(Dataset items)
# # # # # # #

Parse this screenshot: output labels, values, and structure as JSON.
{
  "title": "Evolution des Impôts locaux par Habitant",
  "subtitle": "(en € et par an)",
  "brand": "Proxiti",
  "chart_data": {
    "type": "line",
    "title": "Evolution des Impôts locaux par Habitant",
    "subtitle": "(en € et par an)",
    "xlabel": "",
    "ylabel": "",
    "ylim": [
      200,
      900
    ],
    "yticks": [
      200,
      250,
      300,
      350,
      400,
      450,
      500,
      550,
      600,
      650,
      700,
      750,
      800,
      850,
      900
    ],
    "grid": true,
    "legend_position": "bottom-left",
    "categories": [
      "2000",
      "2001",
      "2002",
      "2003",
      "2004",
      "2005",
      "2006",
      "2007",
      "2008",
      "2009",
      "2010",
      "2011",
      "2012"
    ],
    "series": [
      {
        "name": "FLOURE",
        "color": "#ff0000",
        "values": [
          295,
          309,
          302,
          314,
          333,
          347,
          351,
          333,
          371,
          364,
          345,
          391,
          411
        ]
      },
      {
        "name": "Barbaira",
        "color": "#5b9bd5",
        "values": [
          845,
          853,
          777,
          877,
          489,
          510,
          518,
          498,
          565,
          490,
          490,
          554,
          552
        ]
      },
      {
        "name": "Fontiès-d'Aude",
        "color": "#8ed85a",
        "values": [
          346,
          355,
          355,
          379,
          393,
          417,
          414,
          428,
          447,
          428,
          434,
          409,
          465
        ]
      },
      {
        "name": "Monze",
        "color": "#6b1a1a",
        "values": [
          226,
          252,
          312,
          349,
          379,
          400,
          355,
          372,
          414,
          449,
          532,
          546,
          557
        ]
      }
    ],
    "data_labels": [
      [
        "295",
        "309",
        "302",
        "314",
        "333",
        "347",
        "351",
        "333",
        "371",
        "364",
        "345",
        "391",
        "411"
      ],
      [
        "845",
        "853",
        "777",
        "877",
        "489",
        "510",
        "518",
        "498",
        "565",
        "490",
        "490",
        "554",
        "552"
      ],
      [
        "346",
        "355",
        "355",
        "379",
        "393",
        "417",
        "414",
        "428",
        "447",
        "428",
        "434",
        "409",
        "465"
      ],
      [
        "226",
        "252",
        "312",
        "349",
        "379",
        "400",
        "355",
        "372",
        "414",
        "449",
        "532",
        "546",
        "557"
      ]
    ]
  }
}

# # # # # # #

**YOUR OBJECTIVE**
Of all the lines above, how many contain the word "color"? Answer with only the number.

**ANSWER IN FULL**
4